(Figure collection entries)
>> start

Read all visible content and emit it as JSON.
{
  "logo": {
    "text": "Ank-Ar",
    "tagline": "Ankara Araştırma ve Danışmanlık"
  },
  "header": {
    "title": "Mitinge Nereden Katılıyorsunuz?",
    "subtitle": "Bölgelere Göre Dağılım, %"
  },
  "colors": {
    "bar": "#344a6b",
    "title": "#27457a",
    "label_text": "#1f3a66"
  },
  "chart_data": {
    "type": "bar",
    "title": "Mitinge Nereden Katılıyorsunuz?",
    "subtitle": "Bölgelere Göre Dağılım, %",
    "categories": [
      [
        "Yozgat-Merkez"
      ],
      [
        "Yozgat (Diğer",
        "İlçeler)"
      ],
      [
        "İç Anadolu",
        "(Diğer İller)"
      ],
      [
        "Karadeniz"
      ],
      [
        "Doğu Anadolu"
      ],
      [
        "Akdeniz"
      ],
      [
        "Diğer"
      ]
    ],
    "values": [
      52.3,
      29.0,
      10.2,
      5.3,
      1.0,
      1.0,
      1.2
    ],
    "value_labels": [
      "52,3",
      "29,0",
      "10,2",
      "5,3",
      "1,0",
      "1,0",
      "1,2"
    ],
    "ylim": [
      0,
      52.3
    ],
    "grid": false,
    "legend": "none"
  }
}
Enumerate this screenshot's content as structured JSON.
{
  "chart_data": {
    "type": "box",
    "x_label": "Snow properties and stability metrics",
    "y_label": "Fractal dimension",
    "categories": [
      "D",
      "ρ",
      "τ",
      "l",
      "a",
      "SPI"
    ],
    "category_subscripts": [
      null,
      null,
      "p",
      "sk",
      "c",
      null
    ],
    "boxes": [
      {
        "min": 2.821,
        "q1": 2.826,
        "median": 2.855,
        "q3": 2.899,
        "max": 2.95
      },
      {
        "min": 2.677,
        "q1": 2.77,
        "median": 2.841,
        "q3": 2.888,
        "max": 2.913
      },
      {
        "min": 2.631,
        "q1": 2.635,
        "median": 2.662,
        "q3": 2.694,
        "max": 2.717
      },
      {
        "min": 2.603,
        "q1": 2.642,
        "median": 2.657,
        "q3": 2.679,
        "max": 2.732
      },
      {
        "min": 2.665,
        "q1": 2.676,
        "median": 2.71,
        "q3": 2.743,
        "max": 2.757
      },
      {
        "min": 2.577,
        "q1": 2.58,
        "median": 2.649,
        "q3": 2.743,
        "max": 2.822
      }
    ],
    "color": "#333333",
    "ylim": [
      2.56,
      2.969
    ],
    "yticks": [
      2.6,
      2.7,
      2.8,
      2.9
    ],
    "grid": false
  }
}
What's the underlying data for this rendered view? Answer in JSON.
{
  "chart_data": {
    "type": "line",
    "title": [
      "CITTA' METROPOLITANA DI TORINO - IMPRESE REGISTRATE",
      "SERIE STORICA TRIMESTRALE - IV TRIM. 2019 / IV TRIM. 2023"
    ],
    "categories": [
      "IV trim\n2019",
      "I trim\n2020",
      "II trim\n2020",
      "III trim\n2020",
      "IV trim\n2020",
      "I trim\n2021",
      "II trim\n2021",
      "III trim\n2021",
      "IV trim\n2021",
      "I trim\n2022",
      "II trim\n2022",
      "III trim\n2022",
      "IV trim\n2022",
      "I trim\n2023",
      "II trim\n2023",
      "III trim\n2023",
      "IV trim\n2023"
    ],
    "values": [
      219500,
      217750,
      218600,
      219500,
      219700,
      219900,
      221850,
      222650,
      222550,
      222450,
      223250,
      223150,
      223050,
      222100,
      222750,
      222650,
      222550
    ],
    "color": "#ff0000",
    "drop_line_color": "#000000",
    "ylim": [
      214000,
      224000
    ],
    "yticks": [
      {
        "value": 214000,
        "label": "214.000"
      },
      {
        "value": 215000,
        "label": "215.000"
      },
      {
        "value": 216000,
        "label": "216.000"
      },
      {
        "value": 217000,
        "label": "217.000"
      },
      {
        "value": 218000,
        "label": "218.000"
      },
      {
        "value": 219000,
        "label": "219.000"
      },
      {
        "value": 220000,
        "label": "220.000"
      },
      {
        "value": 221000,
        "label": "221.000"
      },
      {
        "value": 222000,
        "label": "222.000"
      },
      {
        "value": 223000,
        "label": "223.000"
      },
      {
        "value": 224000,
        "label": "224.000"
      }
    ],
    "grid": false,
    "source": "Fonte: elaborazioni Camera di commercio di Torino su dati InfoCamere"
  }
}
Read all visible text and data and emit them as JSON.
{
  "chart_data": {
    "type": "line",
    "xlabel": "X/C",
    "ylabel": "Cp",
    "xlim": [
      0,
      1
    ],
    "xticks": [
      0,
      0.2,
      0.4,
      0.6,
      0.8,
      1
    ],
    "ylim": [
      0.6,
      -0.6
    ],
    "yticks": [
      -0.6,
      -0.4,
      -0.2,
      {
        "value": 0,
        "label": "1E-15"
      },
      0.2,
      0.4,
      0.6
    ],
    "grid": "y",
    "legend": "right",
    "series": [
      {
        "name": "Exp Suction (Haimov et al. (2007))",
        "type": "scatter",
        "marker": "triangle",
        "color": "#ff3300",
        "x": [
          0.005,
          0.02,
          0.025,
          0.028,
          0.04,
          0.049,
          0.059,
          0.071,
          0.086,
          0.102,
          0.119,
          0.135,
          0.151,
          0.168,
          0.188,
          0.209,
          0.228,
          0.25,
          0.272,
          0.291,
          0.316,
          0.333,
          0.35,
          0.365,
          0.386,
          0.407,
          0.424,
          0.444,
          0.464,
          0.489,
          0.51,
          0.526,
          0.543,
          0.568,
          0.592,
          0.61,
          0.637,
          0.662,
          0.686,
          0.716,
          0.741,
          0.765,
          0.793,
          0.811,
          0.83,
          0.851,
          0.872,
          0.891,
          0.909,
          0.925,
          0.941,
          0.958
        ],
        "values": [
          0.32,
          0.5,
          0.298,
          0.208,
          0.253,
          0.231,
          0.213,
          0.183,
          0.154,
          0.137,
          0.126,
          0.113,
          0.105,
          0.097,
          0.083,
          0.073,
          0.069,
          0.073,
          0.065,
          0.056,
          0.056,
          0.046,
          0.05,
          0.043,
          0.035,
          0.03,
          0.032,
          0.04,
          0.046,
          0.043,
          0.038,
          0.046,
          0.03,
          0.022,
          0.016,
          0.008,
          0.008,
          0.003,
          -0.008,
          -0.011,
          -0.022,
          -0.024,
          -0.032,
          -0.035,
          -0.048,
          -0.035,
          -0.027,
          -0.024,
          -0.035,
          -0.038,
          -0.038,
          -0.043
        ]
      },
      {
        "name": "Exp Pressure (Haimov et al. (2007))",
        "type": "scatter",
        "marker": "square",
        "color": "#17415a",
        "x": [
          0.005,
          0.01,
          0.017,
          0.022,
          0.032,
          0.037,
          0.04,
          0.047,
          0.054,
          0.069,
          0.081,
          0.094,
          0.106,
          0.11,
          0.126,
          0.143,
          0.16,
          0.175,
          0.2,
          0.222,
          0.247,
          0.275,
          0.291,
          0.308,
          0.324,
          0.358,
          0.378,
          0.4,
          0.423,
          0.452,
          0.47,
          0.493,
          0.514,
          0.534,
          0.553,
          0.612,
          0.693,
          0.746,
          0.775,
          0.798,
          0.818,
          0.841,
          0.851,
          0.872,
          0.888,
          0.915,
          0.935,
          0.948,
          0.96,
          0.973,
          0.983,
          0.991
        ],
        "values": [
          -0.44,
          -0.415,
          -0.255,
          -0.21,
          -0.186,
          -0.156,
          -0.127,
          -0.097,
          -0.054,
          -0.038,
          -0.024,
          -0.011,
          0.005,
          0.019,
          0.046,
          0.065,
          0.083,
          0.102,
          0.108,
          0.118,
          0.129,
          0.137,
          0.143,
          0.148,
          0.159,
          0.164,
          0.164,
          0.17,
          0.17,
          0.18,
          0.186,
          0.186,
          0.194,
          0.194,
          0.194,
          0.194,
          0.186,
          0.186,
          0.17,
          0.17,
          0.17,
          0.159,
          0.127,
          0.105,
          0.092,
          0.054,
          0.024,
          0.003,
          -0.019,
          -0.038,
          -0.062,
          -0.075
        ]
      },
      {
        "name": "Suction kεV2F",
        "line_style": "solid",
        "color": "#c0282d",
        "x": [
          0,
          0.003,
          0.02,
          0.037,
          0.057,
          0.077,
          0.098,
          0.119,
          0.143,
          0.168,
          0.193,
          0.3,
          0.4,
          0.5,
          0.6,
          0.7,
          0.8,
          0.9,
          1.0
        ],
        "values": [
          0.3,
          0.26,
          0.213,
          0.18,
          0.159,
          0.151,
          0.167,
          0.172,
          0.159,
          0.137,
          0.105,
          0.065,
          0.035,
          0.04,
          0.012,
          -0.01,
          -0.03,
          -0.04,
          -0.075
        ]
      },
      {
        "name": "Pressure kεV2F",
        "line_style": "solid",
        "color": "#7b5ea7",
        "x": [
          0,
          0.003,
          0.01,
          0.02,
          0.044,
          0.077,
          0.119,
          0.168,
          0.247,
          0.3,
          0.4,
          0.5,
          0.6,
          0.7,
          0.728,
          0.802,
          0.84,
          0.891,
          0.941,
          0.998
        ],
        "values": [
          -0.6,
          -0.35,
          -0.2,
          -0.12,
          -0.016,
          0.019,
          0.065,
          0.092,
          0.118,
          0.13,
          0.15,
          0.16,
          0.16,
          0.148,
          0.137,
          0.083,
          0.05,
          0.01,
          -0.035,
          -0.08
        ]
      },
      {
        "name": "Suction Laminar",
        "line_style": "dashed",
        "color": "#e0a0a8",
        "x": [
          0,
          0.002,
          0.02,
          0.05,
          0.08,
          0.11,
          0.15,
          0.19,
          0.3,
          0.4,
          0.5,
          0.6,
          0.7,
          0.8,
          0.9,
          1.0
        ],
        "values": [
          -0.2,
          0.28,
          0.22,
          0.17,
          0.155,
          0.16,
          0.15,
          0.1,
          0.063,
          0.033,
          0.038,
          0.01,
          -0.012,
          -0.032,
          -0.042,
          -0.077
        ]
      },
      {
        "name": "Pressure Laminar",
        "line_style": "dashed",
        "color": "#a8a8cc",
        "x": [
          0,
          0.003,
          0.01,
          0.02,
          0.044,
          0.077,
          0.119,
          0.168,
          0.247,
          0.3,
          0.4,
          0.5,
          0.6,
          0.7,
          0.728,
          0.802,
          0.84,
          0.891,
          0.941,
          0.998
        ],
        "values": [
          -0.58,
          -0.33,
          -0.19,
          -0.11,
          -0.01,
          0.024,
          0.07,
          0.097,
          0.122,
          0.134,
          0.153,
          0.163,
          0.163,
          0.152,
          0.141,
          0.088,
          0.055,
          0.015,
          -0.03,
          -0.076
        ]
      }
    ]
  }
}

>> end

• [YOUR TASK] Using the listing above, show every line that includes the string "content".

• [ANSWER FOR THIS EXERCISE]
Read all visible content and emit it as JSON.
Enumerate this screenshot's content as structured JSON.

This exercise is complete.